• [Problema planteado A] Duplica sin cambios el tramo de las entradas que va desde su primera línea hasta la línea que contiene "precip-cell xyxy=(556,98,565,107)", ambas incluidas.

• [Extracto del texto]
++++++
Otro atentado salpica de sangre a Europa. El turno le tocó una vez más a España. En Barcelona una camioneta efectuó un recorrido enloquecido por la Rambla, zigzagueando de izquierda a derecha y atropellando a cuanta persona podía en esa vía tan concurrida de la capital catalana. Cerca de allí, en Cambrils, Tarragona, la policía abatió a otros cuatro terroristas que pretendían emular el hecho.
Aunque el episodio nos merezca el mayor de los repudios, concentre la atención de los medios y nos toque de cerca por los lazos que nos unen a España, nunca hay que olvidar el contexto, sin embargo. Este atentado es un episodio más de un mundo sumido en la violencia que resulta de la estrategia del caos. Un caos emanado tanto de las directivas de los organismos de inteligencia de las grandes potencias, como de la naturaleza de un momento histórico connotado por la crisis de los valores que fueron parámetros de la democracia y la cultura en occidente. Esto es central para comprender a las formas que asume el terrorismo ejercido por los individuos singulares en este momento. Ya no se trata de atentados apuntados a figuras de relieve, representativas de algo. Los ataques se descargan contra quienquiera se cruce en el camino del atacante, sin selección previa del objetivo y con el solo fin de infligir el mayor daño posible al mayor número de personas. Es una especie de réplica de bolsillo al terrorismo en gran escala que ejercen las potencias centrales, y una manera de difundir el temor a bajo costo pues al estar el terrorista decidido a inmolarse en cualquier momento, mientras coexiste anónimamente con los seres normales, se torna indetectable. En especial porque puede recurrir a elementos tan cotidianos como un automóvil o un cuchillo de cocina para cumplir con su cometido y porque eventualmente ni siquiera puede pertenecer a una organización celular que, una vez descubierta por la policía, consienta rastrearlo y ponerlo bajo vigilancia.
++++++
[Extracto del conjunto de datos]
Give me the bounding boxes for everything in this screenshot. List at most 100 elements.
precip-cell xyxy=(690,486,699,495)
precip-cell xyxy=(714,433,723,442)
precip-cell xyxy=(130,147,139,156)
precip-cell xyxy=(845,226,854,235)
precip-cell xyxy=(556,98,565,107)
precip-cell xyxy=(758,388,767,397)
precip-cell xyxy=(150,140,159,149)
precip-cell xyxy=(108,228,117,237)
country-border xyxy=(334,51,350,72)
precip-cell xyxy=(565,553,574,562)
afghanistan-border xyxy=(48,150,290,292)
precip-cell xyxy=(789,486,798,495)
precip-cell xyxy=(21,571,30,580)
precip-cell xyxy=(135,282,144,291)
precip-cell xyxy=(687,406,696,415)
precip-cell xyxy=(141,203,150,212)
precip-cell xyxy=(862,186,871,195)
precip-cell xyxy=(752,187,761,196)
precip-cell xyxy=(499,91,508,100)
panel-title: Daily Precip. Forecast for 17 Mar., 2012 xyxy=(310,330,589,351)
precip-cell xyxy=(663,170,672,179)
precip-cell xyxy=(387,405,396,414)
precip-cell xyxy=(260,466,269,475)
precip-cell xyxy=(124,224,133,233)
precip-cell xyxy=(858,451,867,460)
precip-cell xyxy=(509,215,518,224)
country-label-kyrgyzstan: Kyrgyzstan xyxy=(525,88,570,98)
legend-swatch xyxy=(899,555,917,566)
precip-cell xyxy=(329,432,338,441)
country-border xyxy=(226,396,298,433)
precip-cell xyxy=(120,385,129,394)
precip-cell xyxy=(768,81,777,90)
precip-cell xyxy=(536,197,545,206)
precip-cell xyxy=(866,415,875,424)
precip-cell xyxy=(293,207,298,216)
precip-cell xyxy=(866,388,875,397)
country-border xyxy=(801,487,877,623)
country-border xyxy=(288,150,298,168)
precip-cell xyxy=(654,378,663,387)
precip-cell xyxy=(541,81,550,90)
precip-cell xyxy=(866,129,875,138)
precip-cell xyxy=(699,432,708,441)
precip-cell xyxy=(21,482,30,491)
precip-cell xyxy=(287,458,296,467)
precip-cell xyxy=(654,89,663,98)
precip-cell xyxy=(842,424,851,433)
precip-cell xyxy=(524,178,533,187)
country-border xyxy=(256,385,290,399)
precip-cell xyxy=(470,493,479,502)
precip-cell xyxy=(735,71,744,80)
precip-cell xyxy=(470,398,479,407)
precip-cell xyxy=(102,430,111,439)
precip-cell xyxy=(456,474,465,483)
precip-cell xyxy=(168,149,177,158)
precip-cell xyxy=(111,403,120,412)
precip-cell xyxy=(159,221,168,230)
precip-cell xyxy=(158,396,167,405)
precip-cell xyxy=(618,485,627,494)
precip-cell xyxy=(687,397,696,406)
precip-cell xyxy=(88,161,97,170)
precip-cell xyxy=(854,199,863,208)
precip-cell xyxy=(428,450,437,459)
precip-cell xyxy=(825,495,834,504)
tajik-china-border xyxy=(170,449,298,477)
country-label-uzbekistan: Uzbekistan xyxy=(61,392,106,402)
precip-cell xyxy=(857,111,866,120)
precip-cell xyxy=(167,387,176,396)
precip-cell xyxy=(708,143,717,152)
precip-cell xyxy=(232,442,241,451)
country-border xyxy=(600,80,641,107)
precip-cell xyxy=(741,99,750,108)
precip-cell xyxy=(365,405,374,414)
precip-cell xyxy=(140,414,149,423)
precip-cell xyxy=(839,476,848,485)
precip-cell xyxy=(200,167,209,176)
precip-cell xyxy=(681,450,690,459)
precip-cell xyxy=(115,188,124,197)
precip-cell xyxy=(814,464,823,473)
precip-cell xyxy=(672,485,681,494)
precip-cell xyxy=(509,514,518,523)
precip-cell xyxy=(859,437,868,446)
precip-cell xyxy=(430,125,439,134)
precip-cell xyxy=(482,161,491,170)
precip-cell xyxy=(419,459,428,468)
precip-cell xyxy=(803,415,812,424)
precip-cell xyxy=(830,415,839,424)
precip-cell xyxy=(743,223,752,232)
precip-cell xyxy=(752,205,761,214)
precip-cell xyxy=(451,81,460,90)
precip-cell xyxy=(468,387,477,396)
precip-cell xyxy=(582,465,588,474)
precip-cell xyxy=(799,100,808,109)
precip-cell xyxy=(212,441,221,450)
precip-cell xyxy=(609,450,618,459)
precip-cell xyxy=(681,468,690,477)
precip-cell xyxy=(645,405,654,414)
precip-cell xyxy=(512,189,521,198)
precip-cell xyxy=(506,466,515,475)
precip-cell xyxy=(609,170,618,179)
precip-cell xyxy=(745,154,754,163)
++++++
• [Problema planteado B] Traduce al inglés la siguiente oración del texto sobre el atentado en Barcelona: "Ya no se trata de atentados apuntados a figuras de relieve, representativas de algo."

• [Respuesta completa A]
Give me the bounding boxes for everything in this screenshot. List at most 100 elements.
precip-cell xyxy=(690,486,699,495)
precip-cell xyxy=(714,433,723,442)
precip-cell xyxy=(130,147,139,156)
precip-cell xyxy=(845,226,854,235)
precip-cell xyxy=(556,98,565,107)

• [Respuesta completa B] It is no longer a matter of attacks aimed at prominent figures who represent something.